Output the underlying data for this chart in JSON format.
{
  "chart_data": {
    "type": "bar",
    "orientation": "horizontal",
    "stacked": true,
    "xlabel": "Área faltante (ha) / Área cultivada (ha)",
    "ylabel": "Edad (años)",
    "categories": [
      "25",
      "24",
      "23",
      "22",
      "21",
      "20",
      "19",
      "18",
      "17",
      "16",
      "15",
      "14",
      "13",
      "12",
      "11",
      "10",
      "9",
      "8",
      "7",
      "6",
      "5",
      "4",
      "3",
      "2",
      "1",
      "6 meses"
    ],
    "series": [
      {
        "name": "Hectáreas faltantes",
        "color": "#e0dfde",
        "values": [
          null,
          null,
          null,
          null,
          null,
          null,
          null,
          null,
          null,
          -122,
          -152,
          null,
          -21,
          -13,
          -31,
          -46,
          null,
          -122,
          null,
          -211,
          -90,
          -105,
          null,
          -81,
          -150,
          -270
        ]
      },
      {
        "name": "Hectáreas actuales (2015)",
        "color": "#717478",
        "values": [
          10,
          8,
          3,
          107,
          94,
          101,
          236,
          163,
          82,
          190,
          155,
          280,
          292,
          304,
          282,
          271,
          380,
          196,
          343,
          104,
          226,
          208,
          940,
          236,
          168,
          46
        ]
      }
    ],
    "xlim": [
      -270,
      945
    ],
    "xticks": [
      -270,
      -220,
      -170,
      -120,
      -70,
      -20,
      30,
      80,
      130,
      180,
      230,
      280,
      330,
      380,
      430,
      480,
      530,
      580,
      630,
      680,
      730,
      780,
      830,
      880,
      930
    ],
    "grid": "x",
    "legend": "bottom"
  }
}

┄┄┄┄┄┄┄┄┄┄

Task to carry out:
Retype the whole listing above exactly.

Reply:
Output the underlying data for this chart in JSON format.
{
  "chart_data": {
    "type": "bar",
    "orientation": "horizontal",
    "stacked": true,
    "xlabel": "Área faltante (ha) / Área cultivada (ha)",
    "ylabel": "Edad (años)",
    "categories": [
      "25",
      "24",
      "23",
      "22",
      "21",
      "20",
      "19",
      "18",
      "17",
      "16",
      "15",
      "14",
      "13",
      "12",
      "11",
      "10",
      "9",
      "8",
      "7",
      "6",
      "5",
      "4",
      "3",
      "2",
      "1",
      "6 meses"
    ],
    "series": [
      {
        "name": "Hectáreas faltantes",
        "color": "#e0dfde",
        "values": [
          null,
          null,
          null,
          null,
          null,
          null,
          null,
          null,
          null,
          -122,
          -152,
          null,
          -21,
          -13,
          -31,
          -46,
          null,
          -122,
          null,
          -211,
          -90,
          -105,
          null,
          -81,
          -150,
          -270
        ]
      },
      {
        "name": "Hectáreas actuales (2015)",
        "color": "#717478",
        "values": [
          10,
          8,
          3,
          107,
          94,
          101,
          236,
          163,
          82,
          190,
          155,
          280,
          292,
          304,
          282,
          271,
          380,
          196,
          343,
          104,
          226,
          208,
          940,
          236,
          168,
          46
        ]
      }
    ],
    "xlim": [
      -270,
      945
    ],
    "xticks": [
      -270,
      -220,
      -170,
      -120,
      -70,
      -20,
      30,
      80,
      130,
      180,
      230,
      280,
      330,
      380,
      430,
      480,
      530,
      580,
      630,
      680,
      730,
      780,
      830,
      880,
      930
    ],
    "grid": "x",
    "legend": "bottom"
  }
}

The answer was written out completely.